(Exercise objective): Count the lines in the rows below that contain the string "legend", matching case exactly, and give only the number.

(Spatial layout data):
* Start *
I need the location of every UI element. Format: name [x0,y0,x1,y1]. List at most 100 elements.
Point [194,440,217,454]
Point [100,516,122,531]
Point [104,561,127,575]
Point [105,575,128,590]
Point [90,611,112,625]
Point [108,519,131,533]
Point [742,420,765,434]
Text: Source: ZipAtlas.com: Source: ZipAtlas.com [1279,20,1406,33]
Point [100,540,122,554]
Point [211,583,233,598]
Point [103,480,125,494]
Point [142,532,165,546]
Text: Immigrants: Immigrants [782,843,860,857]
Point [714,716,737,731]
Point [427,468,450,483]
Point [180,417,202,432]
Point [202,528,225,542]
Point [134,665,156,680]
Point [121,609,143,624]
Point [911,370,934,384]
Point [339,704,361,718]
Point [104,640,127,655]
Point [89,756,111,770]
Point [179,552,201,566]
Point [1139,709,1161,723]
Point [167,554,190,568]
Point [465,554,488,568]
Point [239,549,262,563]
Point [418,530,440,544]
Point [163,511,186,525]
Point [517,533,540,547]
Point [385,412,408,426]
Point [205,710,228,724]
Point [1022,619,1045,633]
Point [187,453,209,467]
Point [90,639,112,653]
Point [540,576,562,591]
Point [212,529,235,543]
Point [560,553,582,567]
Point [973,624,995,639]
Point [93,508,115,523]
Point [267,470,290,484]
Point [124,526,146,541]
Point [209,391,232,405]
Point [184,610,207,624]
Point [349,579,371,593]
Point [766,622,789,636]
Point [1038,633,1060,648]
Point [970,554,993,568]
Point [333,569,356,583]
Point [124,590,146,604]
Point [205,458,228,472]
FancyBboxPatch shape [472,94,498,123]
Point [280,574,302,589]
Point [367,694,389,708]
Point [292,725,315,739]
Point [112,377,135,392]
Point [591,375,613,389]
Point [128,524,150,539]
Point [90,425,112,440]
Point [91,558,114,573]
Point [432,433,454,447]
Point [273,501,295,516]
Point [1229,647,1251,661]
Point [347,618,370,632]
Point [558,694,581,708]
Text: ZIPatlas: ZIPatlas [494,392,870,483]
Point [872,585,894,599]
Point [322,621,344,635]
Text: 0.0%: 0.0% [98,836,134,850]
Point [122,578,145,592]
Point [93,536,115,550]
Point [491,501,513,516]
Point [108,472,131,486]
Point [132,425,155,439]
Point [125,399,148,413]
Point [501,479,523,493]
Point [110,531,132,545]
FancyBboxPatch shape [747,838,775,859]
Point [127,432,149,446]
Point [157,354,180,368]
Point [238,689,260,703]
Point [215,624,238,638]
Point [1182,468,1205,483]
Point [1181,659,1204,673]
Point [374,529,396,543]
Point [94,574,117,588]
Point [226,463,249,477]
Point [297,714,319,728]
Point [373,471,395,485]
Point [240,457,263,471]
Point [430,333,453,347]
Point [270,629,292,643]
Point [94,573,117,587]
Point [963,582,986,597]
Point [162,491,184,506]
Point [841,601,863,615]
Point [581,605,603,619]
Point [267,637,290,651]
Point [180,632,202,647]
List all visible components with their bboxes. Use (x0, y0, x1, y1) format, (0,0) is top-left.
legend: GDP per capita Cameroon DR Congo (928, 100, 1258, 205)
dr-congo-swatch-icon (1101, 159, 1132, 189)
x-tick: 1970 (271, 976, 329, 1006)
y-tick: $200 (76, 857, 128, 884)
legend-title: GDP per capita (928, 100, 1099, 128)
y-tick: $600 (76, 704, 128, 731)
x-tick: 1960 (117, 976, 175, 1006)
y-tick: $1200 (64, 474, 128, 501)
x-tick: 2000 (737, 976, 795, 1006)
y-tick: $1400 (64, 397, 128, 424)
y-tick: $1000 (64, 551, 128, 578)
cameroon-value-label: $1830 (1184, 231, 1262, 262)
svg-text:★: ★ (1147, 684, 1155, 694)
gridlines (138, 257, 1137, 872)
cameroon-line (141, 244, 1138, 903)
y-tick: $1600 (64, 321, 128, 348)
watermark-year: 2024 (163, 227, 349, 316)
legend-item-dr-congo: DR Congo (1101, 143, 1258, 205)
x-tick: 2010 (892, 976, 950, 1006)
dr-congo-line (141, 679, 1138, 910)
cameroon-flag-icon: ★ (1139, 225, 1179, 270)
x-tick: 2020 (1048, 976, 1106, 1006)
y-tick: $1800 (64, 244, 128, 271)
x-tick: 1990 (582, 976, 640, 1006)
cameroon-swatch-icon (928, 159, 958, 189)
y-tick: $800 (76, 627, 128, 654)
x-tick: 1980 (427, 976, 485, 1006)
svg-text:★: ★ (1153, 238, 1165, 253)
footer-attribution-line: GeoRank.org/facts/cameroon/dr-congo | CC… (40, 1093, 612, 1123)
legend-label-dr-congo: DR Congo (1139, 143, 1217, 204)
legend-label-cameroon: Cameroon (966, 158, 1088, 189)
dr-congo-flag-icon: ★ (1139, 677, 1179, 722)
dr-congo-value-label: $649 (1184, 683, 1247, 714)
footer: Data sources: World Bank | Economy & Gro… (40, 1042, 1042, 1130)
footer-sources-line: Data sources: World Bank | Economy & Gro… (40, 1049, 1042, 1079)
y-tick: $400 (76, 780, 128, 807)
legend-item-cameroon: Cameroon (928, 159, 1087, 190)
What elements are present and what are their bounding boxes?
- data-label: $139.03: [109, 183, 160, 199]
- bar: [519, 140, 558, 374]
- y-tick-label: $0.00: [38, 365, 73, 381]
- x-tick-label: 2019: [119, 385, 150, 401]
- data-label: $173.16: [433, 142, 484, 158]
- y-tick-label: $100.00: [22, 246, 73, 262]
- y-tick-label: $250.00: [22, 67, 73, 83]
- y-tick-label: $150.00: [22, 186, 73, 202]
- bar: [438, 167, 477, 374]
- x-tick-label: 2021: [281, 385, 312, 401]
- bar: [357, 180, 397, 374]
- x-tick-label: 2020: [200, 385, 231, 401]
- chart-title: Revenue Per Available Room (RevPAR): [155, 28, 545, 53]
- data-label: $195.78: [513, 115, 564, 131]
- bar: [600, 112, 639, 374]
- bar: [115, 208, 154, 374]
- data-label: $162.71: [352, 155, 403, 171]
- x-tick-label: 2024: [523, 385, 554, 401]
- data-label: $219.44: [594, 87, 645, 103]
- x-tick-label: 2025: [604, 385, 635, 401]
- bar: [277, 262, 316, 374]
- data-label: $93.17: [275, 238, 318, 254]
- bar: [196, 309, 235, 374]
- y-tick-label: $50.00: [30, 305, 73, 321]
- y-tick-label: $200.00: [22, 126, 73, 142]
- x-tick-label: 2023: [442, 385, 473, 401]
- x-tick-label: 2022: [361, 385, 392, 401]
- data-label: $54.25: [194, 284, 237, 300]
* End *
(Output of the task): 6